• _SUPPLIED MATERIAL_
───
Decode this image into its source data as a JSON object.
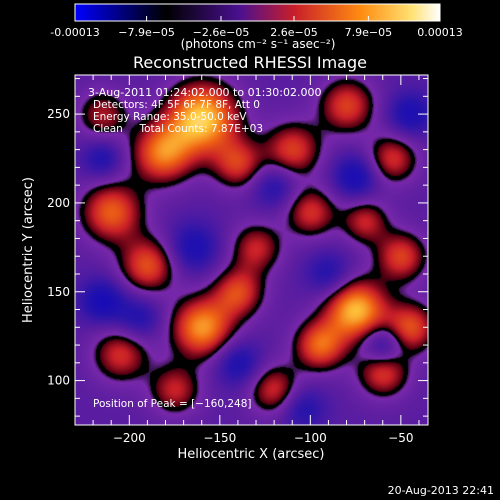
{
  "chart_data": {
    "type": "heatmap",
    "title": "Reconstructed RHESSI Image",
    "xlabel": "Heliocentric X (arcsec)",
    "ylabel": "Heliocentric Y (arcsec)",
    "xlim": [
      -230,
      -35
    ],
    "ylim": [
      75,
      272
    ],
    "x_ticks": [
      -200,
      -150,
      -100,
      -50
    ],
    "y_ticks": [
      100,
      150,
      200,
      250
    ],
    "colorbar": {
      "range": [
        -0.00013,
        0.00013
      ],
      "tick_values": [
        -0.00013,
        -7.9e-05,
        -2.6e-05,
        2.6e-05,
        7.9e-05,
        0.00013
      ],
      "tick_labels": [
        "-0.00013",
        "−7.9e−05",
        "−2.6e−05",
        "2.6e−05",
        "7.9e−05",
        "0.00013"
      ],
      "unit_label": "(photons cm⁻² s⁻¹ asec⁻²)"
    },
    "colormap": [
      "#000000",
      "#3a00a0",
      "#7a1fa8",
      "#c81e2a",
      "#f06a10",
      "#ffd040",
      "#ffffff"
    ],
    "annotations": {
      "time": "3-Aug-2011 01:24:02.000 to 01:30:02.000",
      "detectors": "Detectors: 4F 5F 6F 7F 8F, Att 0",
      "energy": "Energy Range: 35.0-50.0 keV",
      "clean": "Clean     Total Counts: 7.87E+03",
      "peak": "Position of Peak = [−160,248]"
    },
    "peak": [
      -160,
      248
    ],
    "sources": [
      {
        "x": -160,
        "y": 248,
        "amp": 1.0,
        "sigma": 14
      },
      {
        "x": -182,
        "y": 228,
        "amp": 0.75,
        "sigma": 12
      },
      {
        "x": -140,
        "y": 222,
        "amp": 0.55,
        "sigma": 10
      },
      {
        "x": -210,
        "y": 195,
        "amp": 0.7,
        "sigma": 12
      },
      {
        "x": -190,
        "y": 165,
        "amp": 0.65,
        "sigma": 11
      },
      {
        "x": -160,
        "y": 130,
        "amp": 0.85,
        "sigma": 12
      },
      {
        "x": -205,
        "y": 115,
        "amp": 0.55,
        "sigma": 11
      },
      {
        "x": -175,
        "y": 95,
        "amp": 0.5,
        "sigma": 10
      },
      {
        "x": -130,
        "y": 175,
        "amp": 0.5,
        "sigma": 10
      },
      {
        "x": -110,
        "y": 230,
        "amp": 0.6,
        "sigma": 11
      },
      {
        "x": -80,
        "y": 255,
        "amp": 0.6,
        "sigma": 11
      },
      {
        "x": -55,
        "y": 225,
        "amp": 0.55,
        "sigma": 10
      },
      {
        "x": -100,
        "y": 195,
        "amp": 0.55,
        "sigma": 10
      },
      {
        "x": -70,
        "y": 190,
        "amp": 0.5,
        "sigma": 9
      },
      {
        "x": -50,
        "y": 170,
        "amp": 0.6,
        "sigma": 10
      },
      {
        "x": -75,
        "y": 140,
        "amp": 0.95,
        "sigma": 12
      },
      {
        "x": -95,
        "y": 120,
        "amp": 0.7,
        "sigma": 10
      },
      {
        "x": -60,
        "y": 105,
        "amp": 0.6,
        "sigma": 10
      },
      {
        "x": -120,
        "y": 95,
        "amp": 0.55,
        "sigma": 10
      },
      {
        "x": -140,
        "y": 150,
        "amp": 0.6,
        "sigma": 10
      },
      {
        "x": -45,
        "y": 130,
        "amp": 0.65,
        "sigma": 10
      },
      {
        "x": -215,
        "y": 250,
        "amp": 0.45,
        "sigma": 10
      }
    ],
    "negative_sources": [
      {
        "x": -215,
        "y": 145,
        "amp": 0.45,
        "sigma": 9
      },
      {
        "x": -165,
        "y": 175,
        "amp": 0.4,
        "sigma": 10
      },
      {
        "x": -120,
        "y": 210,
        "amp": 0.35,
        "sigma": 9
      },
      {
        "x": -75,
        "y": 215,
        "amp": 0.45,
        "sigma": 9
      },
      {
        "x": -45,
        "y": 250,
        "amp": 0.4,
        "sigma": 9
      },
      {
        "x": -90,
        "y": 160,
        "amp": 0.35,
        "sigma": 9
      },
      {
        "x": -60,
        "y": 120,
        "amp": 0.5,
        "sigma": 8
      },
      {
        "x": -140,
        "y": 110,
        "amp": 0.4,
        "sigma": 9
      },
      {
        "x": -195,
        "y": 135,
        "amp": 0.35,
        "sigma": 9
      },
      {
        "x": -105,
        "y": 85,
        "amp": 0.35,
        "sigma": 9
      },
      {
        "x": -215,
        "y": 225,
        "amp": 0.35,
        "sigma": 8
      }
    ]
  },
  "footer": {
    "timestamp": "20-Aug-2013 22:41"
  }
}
───
• _STATED PROBLEM_
From the data above, pick out each line containing "Heliocentric" and copy it.

• _FINISHED TASK_
    "xlabel": "Heliocentric X (arcsec)",
    "ylabel": "Heliocentric Y (arcsec)",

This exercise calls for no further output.